- [Text]
------------
There are many movies considered cult classics that have ended up becoming some of my favorite films, such as The Big Lebowski, Clerks, Donnie Darko and The Warriors. #TheBoondockSaints was a film to catch not only my interest, but the interest of many passionate fans after its initially lukewarm release. It gave us a brilliant performance by #WillemDafoe and it introduced us to The Walking Dead's Norman Reedus.
Cult films are also known for being goldmines of fascinating behind-the-scenes trivia. The Boondock Saints is no exception.
9. The Dafoe Decision
Though Dafoe's casting as Paul Smecker was doubtlessly one of the best parts of the movie, the role was first passed up by Robert De Niro, Kevin Spacey and Patrick Swayze, while the studio also considered Mike Myers, Sylvester Stallone and Bill Murray.
------------
Extracted data entries
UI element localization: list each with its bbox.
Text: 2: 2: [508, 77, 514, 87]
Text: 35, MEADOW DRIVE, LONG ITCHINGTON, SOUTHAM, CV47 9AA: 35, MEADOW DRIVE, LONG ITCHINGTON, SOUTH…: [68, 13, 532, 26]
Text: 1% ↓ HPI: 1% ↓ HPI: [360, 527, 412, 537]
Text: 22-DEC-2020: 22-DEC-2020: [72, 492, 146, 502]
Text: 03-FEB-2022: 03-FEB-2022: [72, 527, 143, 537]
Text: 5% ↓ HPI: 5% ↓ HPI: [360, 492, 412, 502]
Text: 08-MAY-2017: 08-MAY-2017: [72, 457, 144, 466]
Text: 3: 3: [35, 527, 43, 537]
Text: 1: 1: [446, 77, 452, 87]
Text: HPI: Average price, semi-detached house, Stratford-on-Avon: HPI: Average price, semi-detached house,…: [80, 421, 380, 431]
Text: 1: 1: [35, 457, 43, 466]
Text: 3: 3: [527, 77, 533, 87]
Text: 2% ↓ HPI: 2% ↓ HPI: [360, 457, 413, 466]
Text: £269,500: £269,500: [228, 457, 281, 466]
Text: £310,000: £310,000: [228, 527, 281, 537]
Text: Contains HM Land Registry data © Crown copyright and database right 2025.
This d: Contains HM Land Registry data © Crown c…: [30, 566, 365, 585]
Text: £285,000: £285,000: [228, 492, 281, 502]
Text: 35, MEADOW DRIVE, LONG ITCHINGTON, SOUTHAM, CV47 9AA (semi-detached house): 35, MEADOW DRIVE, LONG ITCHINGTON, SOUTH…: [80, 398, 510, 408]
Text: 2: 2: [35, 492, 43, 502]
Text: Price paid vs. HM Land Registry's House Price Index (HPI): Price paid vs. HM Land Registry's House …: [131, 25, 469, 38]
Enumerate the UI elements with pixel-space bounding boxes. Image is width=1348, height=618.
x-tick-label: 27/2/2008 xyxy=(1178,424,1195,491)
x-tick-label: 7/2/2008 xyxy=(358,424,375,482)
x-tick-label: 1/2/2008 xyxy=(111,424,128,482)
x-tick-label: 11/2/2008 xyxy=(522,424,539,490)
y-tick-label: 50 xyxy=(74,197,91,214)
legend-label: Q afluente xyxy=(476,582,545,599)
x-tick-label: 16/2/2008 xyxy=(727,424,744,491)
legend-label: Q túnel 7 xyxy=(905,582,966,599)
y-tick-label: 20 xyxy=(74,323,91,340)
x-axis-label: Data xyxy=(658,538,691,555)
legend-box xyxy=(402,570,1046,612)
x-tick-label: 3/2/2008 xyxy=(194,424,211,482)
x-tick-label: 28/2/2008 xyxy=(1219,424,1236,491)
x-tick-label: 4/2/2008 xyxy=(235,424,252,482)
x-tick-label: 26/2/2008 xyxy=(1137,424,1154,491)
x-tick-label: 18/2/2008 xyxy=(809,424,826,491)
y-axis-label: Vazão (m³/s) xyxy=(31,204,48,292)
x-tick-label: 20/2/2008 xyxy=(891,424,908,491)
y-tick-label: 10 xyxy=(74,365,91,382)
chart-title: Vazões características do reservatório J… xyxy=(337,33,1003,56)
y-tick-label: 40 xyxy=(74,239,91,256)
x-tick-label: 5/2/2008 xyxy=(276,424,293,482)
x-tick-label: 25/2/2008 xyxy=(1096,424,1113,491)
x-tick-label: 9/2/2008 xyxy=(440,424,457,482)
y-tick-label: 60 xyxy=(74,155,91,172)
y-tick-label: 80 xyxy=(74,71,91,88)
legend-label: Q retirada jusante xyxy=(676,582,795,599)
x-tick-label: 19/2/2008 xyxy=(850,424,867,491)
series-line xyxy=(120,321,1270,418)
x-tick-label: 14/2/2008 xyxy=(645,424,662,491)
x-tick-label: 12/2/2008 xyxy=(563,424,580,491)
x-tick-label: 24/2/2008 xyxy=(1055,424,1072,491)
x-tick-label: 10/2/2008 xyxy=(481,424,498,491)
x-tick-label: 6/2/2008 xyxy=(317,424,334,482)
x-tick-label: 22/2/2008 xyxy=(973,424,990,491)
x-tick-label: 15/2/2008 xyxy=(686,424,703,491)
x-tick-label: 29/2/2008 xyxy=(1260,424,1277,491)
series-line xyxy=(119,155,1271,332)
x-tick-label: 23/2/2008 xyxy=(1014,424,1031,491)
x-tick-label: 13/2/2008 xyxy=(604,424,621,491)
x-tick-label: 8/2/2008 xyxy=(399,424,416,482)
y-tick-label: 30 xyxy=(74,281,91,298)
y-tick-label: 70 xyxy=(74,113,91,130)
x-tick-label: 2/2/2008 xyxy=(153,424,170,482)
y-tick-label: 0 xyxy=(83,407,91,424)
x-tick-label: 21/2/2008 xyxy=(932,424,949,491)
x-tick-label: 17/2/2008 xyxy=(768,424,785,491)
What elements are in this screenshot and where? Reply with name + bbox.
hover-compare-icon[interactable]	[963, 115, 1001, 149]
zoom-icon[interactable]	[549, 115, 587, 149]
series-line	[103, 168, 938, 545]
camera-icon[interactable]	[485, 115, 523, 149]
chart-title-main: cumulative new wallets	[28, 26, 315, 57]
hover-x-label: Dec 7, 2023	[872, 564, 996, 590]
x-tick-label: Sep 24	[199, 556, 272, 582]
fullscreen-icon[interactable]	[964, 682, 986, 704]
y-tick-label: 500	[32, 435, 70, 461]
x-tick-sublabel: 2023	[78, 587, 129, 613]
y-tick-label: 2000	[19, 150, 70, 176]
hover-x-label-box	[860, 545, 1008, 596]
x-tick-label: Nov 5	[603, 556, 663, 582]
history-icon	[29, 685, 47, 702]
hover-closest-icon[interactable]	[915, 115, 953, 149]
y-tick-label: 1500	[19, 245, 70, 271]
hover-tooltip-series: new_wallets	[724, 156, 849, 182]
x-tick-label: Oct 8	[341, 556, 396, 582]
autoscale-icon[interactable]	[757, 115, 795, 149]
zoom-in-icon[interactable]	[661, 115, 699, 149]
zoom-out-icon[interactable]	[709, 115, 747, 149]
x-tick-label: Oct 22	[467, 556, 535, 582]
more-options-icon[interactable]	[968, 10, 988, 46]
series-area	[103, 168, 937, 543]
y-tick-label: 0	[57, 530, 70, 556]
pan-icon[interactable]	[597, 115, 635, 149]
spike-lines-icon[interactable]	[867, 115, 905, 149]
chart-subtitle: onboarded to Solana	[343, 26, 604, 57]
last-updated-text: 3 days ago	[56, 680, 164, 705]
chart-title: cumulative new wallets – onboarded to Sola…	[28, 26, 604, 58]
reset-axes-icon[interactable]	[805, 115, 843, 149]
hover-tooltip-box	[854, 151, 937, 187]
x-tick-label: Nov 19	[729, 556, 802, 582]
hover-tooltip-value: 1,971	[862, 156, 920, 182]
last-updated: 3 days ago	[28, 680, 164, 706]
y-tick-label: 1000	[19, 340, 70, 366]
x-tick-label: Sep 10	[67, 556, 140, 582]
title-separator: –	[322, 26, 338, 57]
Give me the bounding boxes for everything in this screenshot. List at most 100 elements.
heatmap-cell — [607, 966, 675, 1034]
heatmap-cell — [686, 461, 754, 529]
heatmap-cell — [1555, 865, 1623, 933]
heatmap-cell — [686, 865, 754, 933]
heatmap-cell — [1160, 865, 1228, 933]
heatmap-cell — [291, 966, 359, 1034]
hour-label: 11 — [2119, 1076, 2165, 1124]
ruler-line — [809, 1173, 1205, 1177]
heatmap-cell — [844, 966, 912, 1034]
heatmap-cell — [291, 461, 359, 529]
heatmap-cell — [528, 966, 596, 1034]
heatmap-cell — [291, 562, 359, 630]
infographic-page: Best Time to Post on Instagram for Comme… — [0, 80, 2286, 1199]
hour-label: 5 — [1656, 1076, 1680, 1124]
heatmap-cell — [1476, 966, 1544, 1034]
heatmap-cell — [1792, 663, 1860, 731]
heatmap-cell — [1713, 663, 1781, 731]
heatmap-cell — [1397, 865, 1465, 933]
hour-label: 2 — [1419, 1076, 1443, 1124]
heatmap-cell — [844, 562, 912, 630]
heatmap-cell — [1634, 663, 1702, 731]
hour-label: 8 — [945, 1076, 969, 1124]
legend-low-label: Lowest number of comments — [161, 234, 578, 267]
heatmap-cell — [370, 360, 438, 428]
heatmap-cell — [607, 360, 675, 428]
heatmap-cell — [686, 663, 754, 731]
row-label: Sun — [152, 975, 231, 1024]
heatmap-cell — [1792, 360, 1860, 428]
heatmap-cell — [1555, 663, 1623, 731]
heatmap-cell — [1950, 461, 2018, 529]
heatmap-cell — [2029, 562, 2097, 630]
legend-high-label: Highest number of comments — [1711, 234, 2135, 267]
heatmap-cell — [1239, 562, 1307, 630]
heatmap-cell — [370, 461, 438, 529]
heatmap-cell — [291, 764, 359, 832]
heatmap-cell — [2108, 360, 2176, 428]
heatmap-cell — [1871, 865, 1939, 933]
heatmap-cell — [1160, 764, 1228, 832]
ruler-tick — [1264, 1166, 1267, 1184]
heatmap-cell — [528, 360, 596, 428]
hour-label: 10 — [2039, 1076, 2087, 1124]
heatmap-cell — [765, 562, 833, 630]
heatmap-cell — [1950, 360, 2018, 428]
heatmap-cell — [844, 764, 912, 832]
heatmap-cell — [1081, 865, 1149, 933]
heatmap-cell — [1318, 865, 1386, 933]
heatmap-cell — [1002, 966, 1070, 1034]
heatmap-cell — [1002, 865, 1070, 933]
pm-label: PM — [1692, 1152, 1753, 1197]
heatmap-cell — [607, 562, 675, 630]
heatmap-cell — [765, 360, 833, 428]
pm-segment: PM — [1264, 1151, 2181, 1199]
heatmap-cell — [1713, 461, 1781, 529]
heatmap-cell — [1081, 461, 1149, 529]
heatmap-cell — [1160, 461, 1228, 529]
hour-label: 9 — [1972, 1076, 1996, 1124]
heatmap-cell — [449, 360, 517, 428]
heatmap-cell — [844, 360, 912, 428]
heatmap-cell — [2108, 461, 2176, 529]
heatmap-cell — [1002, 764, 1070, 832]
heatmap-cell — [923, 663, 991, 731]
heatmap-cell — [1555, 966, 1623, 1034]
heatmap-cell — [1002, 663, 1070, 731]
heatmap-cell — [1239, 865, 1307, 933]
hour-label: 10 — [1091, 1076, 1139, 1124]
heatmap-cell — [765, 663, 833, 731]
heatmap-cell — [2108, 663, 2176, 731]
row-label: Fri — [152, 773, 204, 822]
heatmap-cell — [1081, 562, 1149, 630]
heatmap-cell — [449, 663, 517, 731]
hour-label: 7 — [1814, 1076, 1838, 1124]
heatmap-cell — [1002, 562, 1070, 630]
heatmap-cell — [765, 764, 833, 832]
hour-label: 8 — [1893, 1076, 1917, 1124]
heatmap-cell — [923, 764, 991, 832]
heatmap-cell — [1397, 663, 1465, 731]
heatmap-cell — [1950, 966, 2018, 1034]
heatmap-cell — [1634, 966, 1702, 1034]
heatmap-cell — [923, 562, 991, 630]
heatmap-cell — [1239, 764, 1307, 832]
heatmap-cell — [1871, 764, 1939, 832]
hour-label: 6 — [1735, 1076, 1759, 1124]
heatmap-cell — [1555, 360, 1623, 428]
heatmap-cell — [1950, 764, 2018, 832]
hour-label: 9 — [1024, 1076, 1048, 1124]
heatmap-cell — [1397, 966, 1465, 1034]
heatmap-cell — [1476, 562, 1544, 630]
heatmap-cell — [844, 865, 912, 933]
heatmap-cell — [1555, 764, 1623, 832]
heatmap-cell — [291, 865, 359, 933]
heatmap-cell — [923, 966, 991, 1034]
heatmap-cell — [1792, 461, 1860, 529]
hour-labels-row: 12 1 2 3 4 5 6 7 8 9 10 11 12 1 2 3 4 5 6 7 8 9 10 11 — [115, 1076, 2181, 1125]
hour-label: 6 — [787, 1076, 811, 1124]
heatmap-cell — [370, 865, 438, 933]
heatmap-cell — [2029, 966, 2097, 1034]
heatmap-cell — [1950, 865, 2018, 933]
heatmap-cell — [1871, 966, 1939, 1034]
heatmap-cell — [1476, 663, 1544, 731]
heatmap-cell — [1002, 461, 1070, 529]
------------
- [Required actions]
1) Answer these questions from the Boondock Saints text:
(a) Which actor from The Walking Dead did the film introduce?
(b) Which three actors first passed up the role of Paul Smecker?
(c) What does the text say cult films are known for being goldmines of?
2) How would you put this sentence from the Boondock Saints text into Spanish: "Cult films are also known for being goldmines of fascinating behind-the-scenes trivia."
3) Quote a passage from the Boondock Saints text word for word, beginning at the words "There are many" and stopping after "Dead's Norman Reedus.".
The rows are separate material, not part of the Boondock Saints text.

- [Results]
1)
(a) Norman Reedus
(b) Robert De Niro, Kevin Spacey and Patrick Swayze
(c) Fascinating behind-the-scenes trivia

2) Las películas de culto también son conocidas por ser minas de oro de fascinantes curiosidades entre bastidores.

3)
There are many movies considered cult classics that have ended up becoming some of my favorite films, such as The Big Lebowski, Clerks, Donnie Darko and The Warriors. #TheBoondockSaints was a film to catch not only my interest, but the interest of many passionate fans after its initially lukewarm release. It gave us a brilliant performance by #WillemDafoe and it introduced us to The Walking Dead's Norman Reedus.